### [Instructions for the task]
Below are some records: retype them all exactly, but not the pictures.

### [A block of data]

━━━━━━━━

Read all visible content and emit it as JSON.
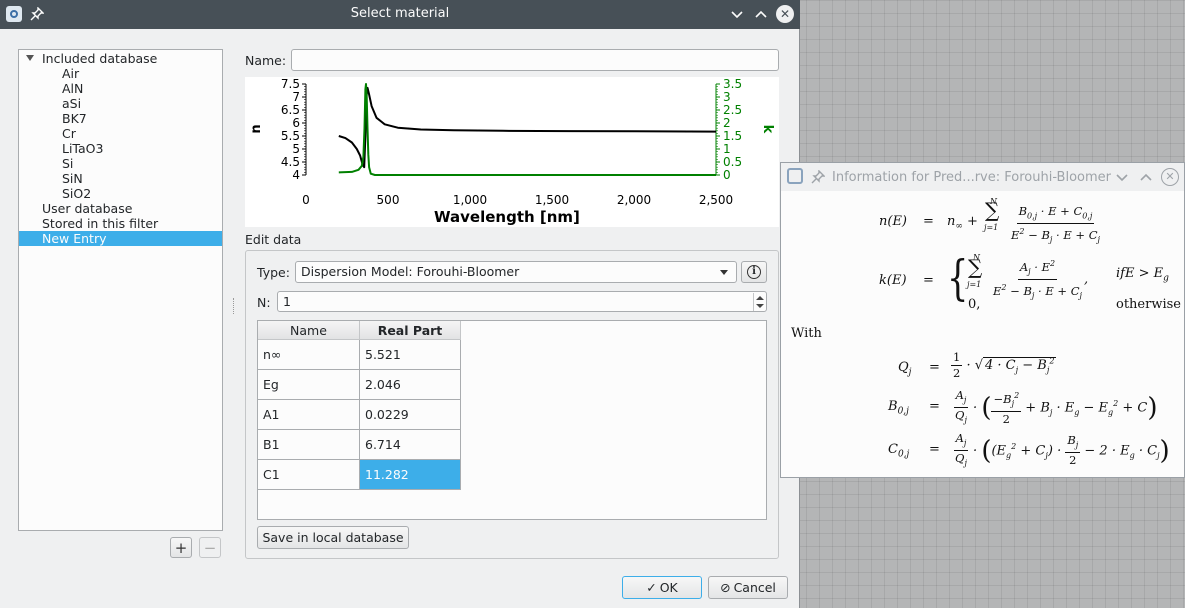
{
  "dialog": {
    "title": "Select material",
    "tree": {
      "group_included": "Included database",
      "items": [
        "Air",
        "AlN",
        "aSi",
        "BK7",
        "Cr",
        "LiTaO3",
        "Si",
        "SiN",
        "SiO2"
      ],
      "user_database": "User database",
      "stored_filter": "Stored in this filter",
      "new_entry": "New Entry"
    },
    "add_label": "+",
    "remove_label": "−",
    "name_label": "Name:",
    "name_value": "",
    "edit_data_label": "Edit data",
    "type_label": "Type:",
    "type_value": "Dispersion Model: Forouhi-Bloomer",
    "n_label": "N:",
    "n_value": "1",
    "table": {
      "headers": [
        "Name",
        "Real Part"
      ],
      "rows": [
        {
          "name": "n∞",
          "value": "5.521"
        },
        {
          "name": "Eg",
          "value": "2.046"
        },
        {
          "name": "A1",
          "value": "0.0229"
        },
        {
          "name": "B1",
          "value": "6.714"
        },
        {
          "name": "C1",
          "value": "11.282"
        }
      ]
    },
    "save_button": "Save in local database",
    "ok_button": "OK",
    "cancel_button": "Cancel"
  },
  "chart_data": {
    "type": "line",
    "xlabel": "Wavelength [nm]",
    "ylabel_left": "n",
    "ylabel_right": "k",
    "xlim": [
      0,
      2500
    ],
    "ylim_left": [
      4,
      7.5
    ],
    "ylim_right": [
      0,
      3.5
    ],
    "x_ticks": [
      "0",
      "500",
      "1,000",
      "1,500",
      "2,000",
      "2,500"
    ],
    "y_left_ticks": [
      "4",
      "4.5",
      "5",
      "5.5",
      "6",
      "6.5",
      "7",
      "7.5"
    ],
    "y_right_ticks": [
      "0",
      "0.5",
      "1",
      "1.5",
      "2",
      "2.5",
      "3",
      "3.5"
    ],
    "colors": {
      "n": "#000000",
      "k": "#008000"
    },
    "series": [
      {
        "axis": "left",
        "x": [
          200,
          240,
          280,
          310,
          330,
          345,
          355,
          362,
          368,
          375,
          385,
          400,
          430,
          480,
          560,
          700,
          900,
          1200,
          1600,
          2000,
          2500
        ],
        "values": [
          5.5,
          5.42,
          5.25,
          5.0,
          4.75,
          4.4,
          4.3,
          5.5,
          7.0,
          7.35,
          7.1,
          6.65,
          6.2,
          5.95,
          5.82,
          5.75,
          5.72,
          5.7,
          5.69,
          5.68,
          5.67
        ]
      },
      {
        "axis": "right",
        "x": [
          200,
          280,
          320,
          340,
          350,
          357,
          362,
          366,
          370,
          375,
          380,
          385,
          395,
          420,
          500,
          1000,
          2500
        ],
        "values": [
          0.1,
          0.12,
          0.2,
          0.35,
          0.7,
          1.8,
          3.3,
          3.5,
          3.0,
          1.8,
          0.8,
          0.3,
          0.05,
          0.0,
          0.0,
          0.0,
          0.0
        ]
      }
    ]
  },
  "info_window": {
    "title": "Information for Pred...rve: Forouhi-Bloomer",
    "with_label": "With",
    "otherwise_label": "otherwise",
    "condition_label": "ifE > E",
    "condition_sub": "g"
  }
}
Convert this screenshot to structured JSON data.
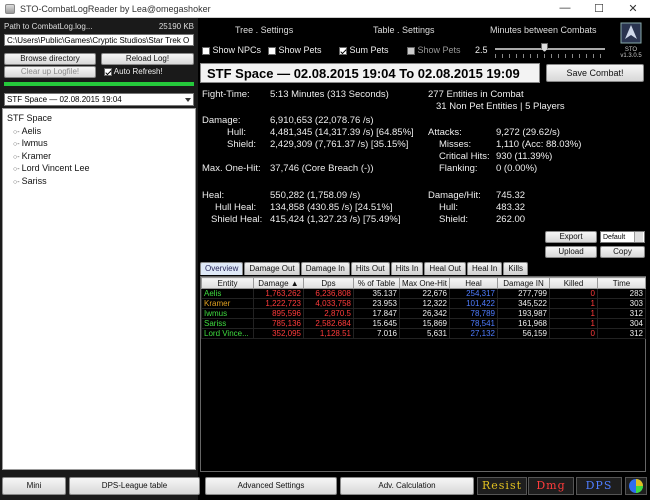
{
  "window": {
    "title": "STO-CombatLogReader by Lea@omegashoker",
    "min": "—",
    "max": "☐",
    "close": "✕"
  },
  "left": {
    "path_label": "Path to CombatLog.log...",
    "size": "25190 KB",
    "path_value": "C:\\Users\\Public\\Games\\Cryptic Studios\\Star Trek O",
    "browse": "Browse directory",
    "reload": "Reload Log!",
    "clear": "Clear up Logfile!",
    "auto_refresh": "Auto Refresh!",
    "combat_select": "STF Space — 02.08.2015 19:04",
    "tree": {
      "root": "STF Space",
      "children": [
        "Aelis",
        "Iwmus",
        "Kramer",
        "Lord Vincent Lee",
        "Sariss"
      ]
    }
  },
  "header": {
    "tree_settings": "Tree . Settings",
    "table_settings": "Table . Settings",
    "minutes": "Minutes between Combats",
    "show_npcs": "Show NPCs",
    "show_pets_tree": "Show Pets",
    "sum_pets": "Sum Pets",
    "show_pets_table": "Show Pets",
    "minutes_value": "2.5",
    "logo_text": "STO",
    "version": "v1.3.0.5"
  },
  "combat": {
    "title": "STF Space — 02.08.2015 19:04 To 02.08.2015 19:09",
    "save": "Save Combat!",
    "fight_time_label": "Fight-Time:",
    "fight_time": "5:13 Minutes (313 Seconds)",
    "entities": "277 Entities in Combat",
    "entities_sub": "31 Non Pet Entities | 5 Players",
    "damage_label": "Damage:",
    "damage": "6,910,653 (22,078.76 /s)",
    "hull_label": "Hull:",
    "hull": "4,481,345 (14,317.39 /s) [64.85%]",
    "shield_label": "Shield:",
    "shield": "2,429,309 (7,761.37 /s) [35.15%]",
    "attacks_label": "Attacks:",
    "attacks": "9,272 (29.62/s)",
    "misses_label": "Misses:",
    "misses": "1,110 (Acc: 88.03%)",
    "crits_label": "Critical Hits:",
    "crits": "930 (11.39%)",
    "flanking_label": "Flanking:",
    "flanking": "0 (0.00%)",
    "maxhit_label": "Max. One-Hit:",
    "maxhit": "37,746 (Core Breach (-))",
    "heal_label": "Heal:",
    "heal": "550,282 (1,758.09 /s)",
    "hullheal_label": "Hull Heal:",
    "hullheal": "134,858 (430.85 /s) [24.51%]",
    "shieldheal_label": "Shield Heal:",
    "shieldheal": "415,424 (1,327.23 /s) [75.49%]",
    "dmghit_label": "Damage/Hit:",
    "dmghit": "745.32",
    "dmghit_hull_label": "Hull:",
    "dmghit_hull": "483.32",
    "dmghit_shield_label": "Shield:",
    "dmghit_shield": "262.00",
    "export": "Export",
    "export_format": "Default",
    "upload": "Upload",
    "copy": "Copy"
  },
  "tabs": [
    "Overview",
    "Damage Out",
    "Damage In",
    "Hits Out",
    "Hits In",
    "Heal Out",
    "Heal In",
    "Kills"
  ],
  "table": {
    "columns": [
      "Entity",
      "Damage ▲",
      "Dps",
      "% of Table",
      "Max One-Hit",
      "Heal",
      "Damage IN",
      "Killed",
      "Time"
    ],
    "rows": [
      {
        "color": "#3fdc3f",
        "cells": [
          "Aelis",
          "1,763,262",
          "6,236,808",
          "35.137",
          "22,676",
          "254,317",
          "277,799",
          "0",
          "283"
        ]
      },
      {
        "color": "#e0a020",
        "cells": [
          "Kramer",
          "1,222,723",
          "4,033,758",
          "23.953",
          "12,322",
          "101,422",
          "345,522",
          "1",
          "303"
        ]
      },
      {
        "color": "#3fdc3f",
        "cells": [
          "Iwmus",
          "895,596",
          "2,870.5",
          "17.847",
          "26,342",
          "78,789",
          "193,987",
          "1",
          "312"
        ]
      },
      {
        "color": "#3fdc3f",
        "cells": [
          "Sariss",
          "785,136",
          "2,582.684",
          "15.645",
          "15,869",
          "78,541",
          "161,968",
          "1",
          "304"
        ]
      },
      {
        "color": "#3fdc3f",
        "cells": [
          "Lord Vince...",
          "352,095",
          "1,128.51",
          "7.016",
          "5,631",
          "27,132",
          "56,159",
          "0",
          "312"
        ]
      }
    ]
  },
  "bottom": {
    "mini": "Mini",
    "dps_league": "DPS-League table",
    "advanced": "Advanced Settings",
    "adv_calc": "Adv. Calculation",
    "resist": "Resist",
    "dmg": "Dmg",
    "dps": "DPS"
  },
  "colors": {
    "name_green": "#3fdc3f",
    "name_orange": "#e0a020",
    "bar_green": "#25c93b",
    "damage_red": "#ff3b3b",
    "heal_blue": "#4f7dff"
  }
}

━━━━━━━━

### [Worked answer]
Read all visible content and emit it as JSON.
{
  "dialog": {
    "title": "Select material",
    "tree": {
      "group_included": "Included database",
      "items": [
        "Air",
        "AlN",
        "aSi",
        "BK7",
        "Cr",
        "LiTaO3",
        "Si",
        "SiN",
        "SiO2"
      ],
      "user_database": "User database",
      "stored_filter": "Stored in this filter",
      "new_entry": "New Entry"
    },
    "add_label": "+",
    "remove_label": "−",
    "name_label": "Name:",
    "name_value": "",
    "edit_data_label": "Edit data",
    "type_label": "Type:",
    "type_value": "Dispersion Model: Forouhi-Bloomer",
    "n_label": "N:",
    "n_value": "1",
    "table": {
      "headers": [
        "Name",
        "Real Part"
      ],
      "rows": [
        {
          "name": "n∞",
          "value": "5.521"
        },
        {
          "name": "Eg",
          "value": "2.046"
        },
        {
          "name": "A1",
          "value": "0.0229"
        },
        {
          "name": "B1",
          "value": "6.714"
        },
        {
          "name": "C1",
          "value": "11.282"
        }
      ]
    },
    "save_button": "Save in local database",
    "ok_button": "OK",
    "cancel_button": "Cancel"
  },
  "chart_data": {
    "type": "line",
    "xlabel": "Wavelength [nm]",
    "ylabel_left": "n",
    "ylabel_right": "k",
    "xlim": [
      0,
      2500
    ],
    "ylim_left": [
      4,
      7.5
    ],
    "ylim_right": [
      0,
      3.5
    ],
    "x_ticks": [
      "0",
      "500",
      "1,000",
      "1,500",
      "2,000",
      "2,500"
    ],
    "y_left_ticks": [
      "4",
      "4.5",
      "5",
      "5.5",
      "6",
      "6.5",
      "7",
      "7.5"
    ],
    "y_right_ticks": [
      "0",
      "0.5",
      "1",
      "1.5",
      "2",
      "2.5",
      "3",
      "3.5"
    ],
    "colors": {
      "n": "#000000",
      "k": "#008000"
    },
    "series": [
      {
        "axis": "left",
        "x": [
          200,
          240,
          280,
          310,
          330,
          345,
          355,
          362,
          368,
          375,
          385,
          400,
          430,
          480,
          560,
          700,
          900,
          1200,
          1600,
          2000,
          2500
        ],
        "values": [
          5.5,
          5.42,
          5.25,
          5.0,
          4.75,
          4.4,
          4.3,
          5.5,
          7.0,
          7.35,
          7.1,
          6.65,
          6.2,
          5.95,
          5.82,
          5.75,
          5.72,
          5.7,
          5.69,
          5.68,
          5.67
        ]
      },
      {
        "axis": "right",
        "x": [
          200,
          280,
          320,
          340,
          350,
          357,
          362,
          366,
          370,
          375,
          380,
          385,
          395,
          420,
          500,
          1000,
          2500
        ],
        "values": [
          0.1,
          0.12,
          0.2,
          0.35,
          0.7,
          1.8,
          3.3,
          3.5,
          3.0,
          1.8,
          0.8,
          0.3,
          0.05,
          0.0,
          0.0,
          0.0,
          0.0
        ]
      }
    ]
  },
  "info_window": {
    "title": "Information for Pred...rve: Forouhi-Bloomer",
    "with_label": "With",
    "otherwise_label": "otherwise",
    "condition_label": "ifE > E",
    "condition_sub": "g"
  }
}
Convert this screenshot to structured JSON data.
{
  "window": {
    "title": "STO-CombatLogReader by Lea@omegashoker",
    "min": "—",
    "max": "☐",
    "close": "✕"
  },
  "left": {
    "path_label": "Path to CombatLog.log...",
    "size": "25190 KB",
    "path_value": "C:\\Users\\Public\\Games\\Cryptic Studios\\Star Trek O",
    "browse": "Browse directory",
    "reload": "Reload Log!",
    "clear": "Clear up Logfile!",
    "auto_refresh": "Auto Refresh!",
    "combat_select": "STF Space — 02.08.2015 19:04",
    "tree": {
      "root": "STF Space",
      "children": [
        "Aelis",
        "Iwmus",
        "Kramer",
        "Lord Vincent Lee",
        "Sariss"
      ]
    }
  },
  "header": {
    "tree_settings": "Tree . Settings",
    "table_settings": "Table . Settings",
    "minutes": "Minutes between Combats",
    "show_npcs": "Show NPCs",
    "show_pets_tree": "Show Pets",
    "sum_pets": "Sum Pets",
    "show_pets_table": "Show Pets",
    "minutes_value": "2.5",
    "logo_text": "STO",
    "version": "v1.3.0.5"
  },
  "combat": {
    "title": "STF Space — 02.08.2015 19:04 To 02.08.2015 19:09",
    "save": "Save Combat!",
    "fight_time_label": "Fight-Time:",
    "fight_time": "5:13 Minutes (313 Seconds)",
    "entities": "277 Entities in Combat",
    "entities_sub": "31 Non Pet Entities | 5 Players",
    "damage_label": "Damage:",
    "damage": "6,910,653 (22,078.76 /s)",
    "hull_label": "Hull:",
    "hull": "4,481,345 (14,317.39 /s) [64.85%]",
    "shield_label": "Shield:",
    "shield": "2,429,309 (7,761.37 /s) [35.15%]",
    "attacks_label": "Attacks:",
    "attacks": "9,272 (29.62/s)",
    "misses_label": "Misses:",
    "misses": "1,110 (Acc: 88.03%)",
    "crits_label": "Critical Hits:",
    "crits": "930 (11.39%)",
    "flanking_label": "Flanking:",
    "flanking": "0 (0.00%)",
    "maxhit_label": "Max. One-Hit:",
    "maxhit": "37,746 (Core Breach (-))",
    "heal_label": "Heal:",
    "heal": "550,282 (1,758.09 /s)",
    "hullheal_label": "Hull Heal:",
    "hullheal": "134,858 (430.85 /s) [24.51%]",
    "shieldheal_label": "Shield Heal:",
    "shieldheal": "415,424 (1,327.23 /s) [75.49%]",
    "dmghit_label": "Damage/Hit:",
    "dmghit": "745.32",
    "dmghit_hull_label": "Hull:",
    "dmghit_hull": "483.32",
    "dmghit_shield_label": "Shield:",
    "dmghit_shield": "262.00",
    "export": "Export",
    "export_format": "Default",
    "upload": "Upload",
    "copy": "Copy"
  },
  "tabs": [
    "Overview",
    "Damage Out",
    "Damage In",
    "Hits Out",
    "Hits In",
    "Heal Out",
    "Heal In",
    "Kills"
  ],
  "table": {
    "columns": [
      "Entity",
      "Damage ▲",
      "Dps",
      "% of Table",
      "Max One-Hit",
      "Heal",
      "Damage IN",
      "Killed",
      "Time"
    ],
    "rows": [
      {
        "color": "#3fdc3f",
        "cells": [
          "Aelis",
          "1,763,262",
          "6,236,808",
          "35.137",
          "22,676",
          "254,317",
          "277,799",
          "0",
          "283"
        ]
      },
      {
        "color": "#e0a020",
        "cells": [
          "Kramer",
          "1,222,723",
          "4,033,758",
          "23.953",
          "12,322",
          "101,422",
          "345,522",
          "1",
          "303"
        ]
      },
      {
        "color": "#3fdc3f",
        "cells": [
          "Iwmus",
          "895,596",
          "2,870.5",
          "17.847",
          "26,342",
          "78,789",
          "193,987",
          "1",
          "312"
        ]
      },
      {
        "color": "#3fdc3f",
        "cells": [
          "Sariss",
          "785,136",
          "2,582.684",
          "15.645",
          "15,869",
          "78,541",
          "161,968",
          "1",
          "304"
        ]
      },
      {
        "color": "#3fdc3f",
        "cells": [
          "Lord Vince...",
          "352,095",
          "1,128.51",
          "7.016",
          "5,631",
          "27,132",
          "56,159",
          "0",
          "312"
        ]
      }
    ]
  },
  "bottom": {
    "mini": "Mini",
    "dps_league": "DPS-League table",
    "advanced": "Advanced Settings",
    "adv_calc": "Adv. Calculation",
    "resist": "Resist",
    "dmg": "Dmg",
    "dps": "DPS"
  },
  "colors": {
    "name_green": "#3fdc3f",
    "name_orange": "#e0a020",
    "bar_green": "#25c93b",
    "damage_red": "#ff3b3b",
    "heal_blue": "#4f7dff"
  }
}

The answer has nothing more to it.